Copy every line of the records below, character for character, with nothing changed.

#### Given data:
====

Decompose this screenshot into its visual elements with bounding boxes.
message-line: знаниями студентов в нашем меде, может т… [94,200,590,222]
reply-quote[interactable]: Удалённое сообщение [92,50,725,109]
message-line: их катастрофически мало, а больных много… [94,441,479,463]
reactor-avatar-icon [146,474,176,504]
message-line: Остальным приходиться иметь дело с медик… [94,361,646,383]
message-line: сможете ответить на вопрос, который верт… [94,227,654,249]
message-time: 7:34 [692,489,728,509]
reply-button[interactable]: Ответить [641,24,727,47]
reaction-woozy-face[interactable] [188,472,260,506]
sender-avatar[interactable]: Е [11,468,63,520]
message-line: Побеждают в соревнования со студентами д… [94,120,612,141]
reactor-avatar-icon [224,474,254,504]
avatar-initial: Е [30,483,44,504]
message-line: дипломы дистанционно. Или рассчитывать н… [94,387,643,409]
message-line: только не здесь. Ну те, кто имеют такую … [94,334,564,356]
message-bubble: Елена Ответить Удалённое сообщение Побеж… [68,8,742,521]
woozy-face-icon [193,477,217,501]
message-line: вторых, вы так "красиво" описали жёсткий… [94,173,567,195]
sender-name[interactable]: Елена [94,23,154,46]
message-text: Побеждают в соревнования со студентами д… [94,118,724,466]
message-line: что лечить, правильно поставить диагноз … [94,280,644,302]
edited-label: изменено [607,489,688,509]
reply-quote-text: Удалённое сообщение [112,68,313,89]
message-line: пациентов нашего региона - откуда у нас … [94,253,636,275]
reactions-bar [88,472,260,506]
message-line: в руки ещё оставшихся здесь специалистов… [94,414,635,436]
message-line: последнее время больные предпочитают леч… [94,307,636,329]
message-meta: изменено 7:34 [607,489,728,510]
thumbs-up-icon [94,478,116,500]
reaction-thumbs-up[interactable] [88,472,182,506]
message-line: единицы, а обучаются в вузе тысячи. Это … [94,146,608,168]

====

#### Answer to the task:
Decompose this screenshot into its visual elements with bounding boxes.
message-line: знаниями студентов в нашем меде, может т… [94,200,590,222]
reply-quote[interactable]: Удалённое сообщение [92,50,725,109]
message-line: их катастрофически мало, а больных много… [94,441,479,463]
reactor-avatar-icon [146,474,176,504]
message-line: Остальным приходиться иметь дело с медик… [94,361,646,383]
message-line: сможете ответить на вопрос, который верт… [94,227,654,249]
message-time: 7:34 [692,489,728,509]
reply-button[interactable]: Ответить [641,24,727,47]
reaction-woozy-face[interactable] [188,472,260,506]
sender-avatar[interactable]: Е [11,468,63,520]
message-line: Побеждают в соревнования со студентами д… [94,120,612,141]
reactor-avatar-icon [224,474,254,504]
avatar-initial: Е [30,483,44,504]
message-line: дипломы дистанционно. Или рассчитывать н… [94,387,643,409]
message-line: только не здесь. Ну те, кто имеют такую … [94,334,564,356]
message-bubble: Елена Ответить Удалённое сообщение Побеж… [68,8,742,521]
woozy-face-icon [193,477,217,501]
message-line: вторых, вы так "красиво" описали жёсткий… [94,173,567,195]
sender-name[interactable]: Елена [94,23,154,46]
message-text: Побеждают в соревнования со студентами д… [94,118,724,466]
message-line: что лечить, правильно поставить диагноз … [94,280,644,302]
edited-label: изменено [607,489,688,509]
reply-quote-text: Удалённое сообщение [112,68,313,89]
message-line: пациентов нашего региона - откуда у нас … [94,253,636,275]
reactions-bar [88,472,260,506]
message-line: в руки ещё оставшихся здесь специалистов… [94,414,635,436]
message-line: последнее время больные предпочитают леч… [94,307,636,329]
message-meta: изменено 7:34 [607,489,728,510]
thumbs-up-icon [94,478,116,500]
reaction-thumbs-up[interactable] [88,472,182,506]
message-line: единицы, а обучаются в вузе тысячи. Это … [94,146,608,168]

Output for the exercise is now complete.